— WHAT THIS TASK INVOLVES —
Produce a word-for-word copy of the listing below without its pictures.

[Data records]
----------
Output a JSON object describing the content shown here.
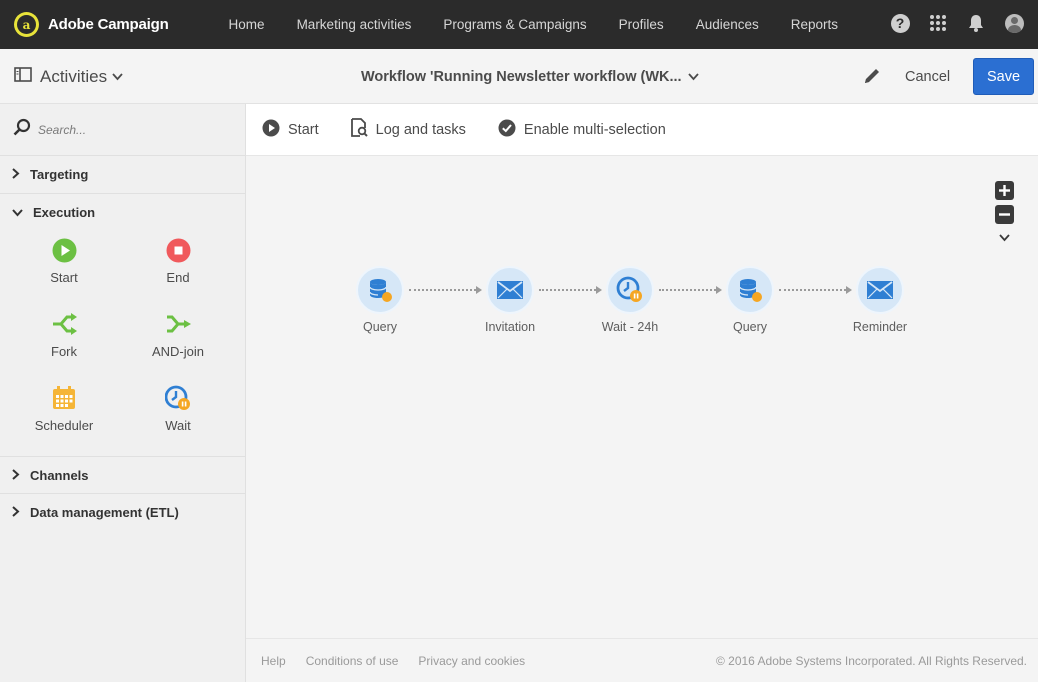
{
  "app": {
    "title": "Adobe Campaign",
    "logo_letter": "a"
  },
  "nav": {
    "items": [
      "Home",
      "Marketing activities",
      "Programs & Campaigns",
      "Profiles",
      "Audiences",
      "Reports"
    ]
  },
  "top_icons": [
    "help-icon",
    "apps-grid-icon",
    "bell-icon",
    "user-avatar"
  ],
  "header": {
    "activities_label": "Activities",
    "workflow_title": "Workflow 'Running Newsletter workflow (WK...",
    "cancel_label": "Cancel",
    "save_label": "Save"
  },
  "sidebar": {
    "search_placeholder": "Search...",
    "sections": {
      "targeting": "Targeting",
      "execution": "Execution",
      "channels": "Channels",
      "data_management": "Data management (ETL)"
    },
    "execution_items": [
      {
        "label": "Start",
        "icon": "start-icon"
      },
      {
        "label": "End",
        "icon": "end-icon"
      },
      {
        "label": "Fork",
        "icon": "fork-icon"
      },
      {
        "label": "AND-join",
        "icon": "and-join-icon"
      },
      {
        "label": "Scheduler",
        "icon": "scheduler-icon"
      },
      {
        "label": "Wait",
        "icon": "wait-icon"
      }
    ]
  },
  "toolbar": {
    "start_label": "Start",
    "log_label": "Log and tasks",
    "multi_label": "Enable multi-selection"
  },
  "workflow_nodes": [
    {
      "label": "Query",
      "icon": "query-icon"
    },
    {
      "label": "Invitation",
      "icon": "email-icon"
    },
    {
      "label": "Wait - 24h",
      "icon": "wait-icon"
    },
    {
      "label": "Query",
      "icon": "query-icon"
    },
    {
      "label": "Reminder",
      "icon": "email-icon"
    }
  ],
  "footer": {
    "help": "Help",
    "conditions": "Conditions of use",
    "privacy": "Privacy and cookies",
    "copyright": "© 2016 Adobe Systems Incorporated. All Rights Reserved."
  },
  "colors": {
    "topbar": "#2b2b2b",
    "save_button": "#2b6fd2",
    "node_fill": "#d6e7f7",
    "node_icon": "#2f7fd3",
    "green": "#6cc043",
    "red": "#f0595c",
    "orange": "#f5a623"
  }
}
----------
— COMPLETE RESPONSE —
Output a JSON object describing the content shown here.
{
  "app": {
    "title": "Adobe Campaign",
    "logo_letter": "a"
  },
  "nav": {
    "items": [
      "Home",
      "Marketing activities",
      "Programs & Campaigns",
      "Profiles",
      "Audiences",
      "Reports"
    ]
  },
  "top_icons": [
    "help-icon",
    "apps-grid-icon",
    "bell-icon",
    "user-avatar"
  ],
  "header": {
    "activities_label": "Activities",
    "workflow_title": "Workflow 'Running Newsletter workflow (WK...",
    "cancel_label": "Cancel",
    "save_label": "Save"
  },
  "sidebar": {
    "search_placeholder": "Search...",
    "sections": {
      "targeting": "Targeting",
      "execution": "Execution",
      "channels": "Channels",
      "data_management": "Data management (ETL)"
    },
    "execution_items": [
      {
        "label": "Start",
        "icon": "start-icon"
      },
      {
        "label": "End",
        "icon": "end-icon"
      },
      {
        "label": "Fork",
        "icon": "fork-icon"
      },
      {
        "label": "AND-join",
        "icon": "and-join-icon"
      },
      {
        "label": "Scheduler",
        "icon": "scheduler-icon"
      },
      {
        "label": "Wait",
        "icon": "wait-icon"
      }
    ]
  },
  "toolbar": {
    "start_label": "Start",
    "log_label": "Log and tasks",
    "multi_label": "Enable multi-selection"
  },
  "workflow_nodes": [
    {
      "label": "Query",
      "icon": "query-icon"
    },
    {
      "label": "Invitation",
      "icon": "email-icon"
    },
    {
      "label": "Wait - 24h",
      "icon": "wait-icon"
    },
    {
      "label": "Query",
      "icon": "query-icon"
    },
    {
      "label": "Reminder",
      "icon": "email-icon"
    }
  ],
  "footer": {
    "help": "Help",
    "conditions": "Conditions of use",
    "privacy": "Privacy and cookies",
    "copyright": "© 2016 Adobe Systems Incorporated. All Rights Reserved."
  },
  "colors": {
    "topbar": "#2b2b2b",
    "save_button": "#2b6fd2",
    "node_fill": "#d6e7f7",
    "node_icon": "#2f7fd3",
    "green": "#6cc043",
    "red": "#f0595c",
    "orange": "#f5a623"
  }
}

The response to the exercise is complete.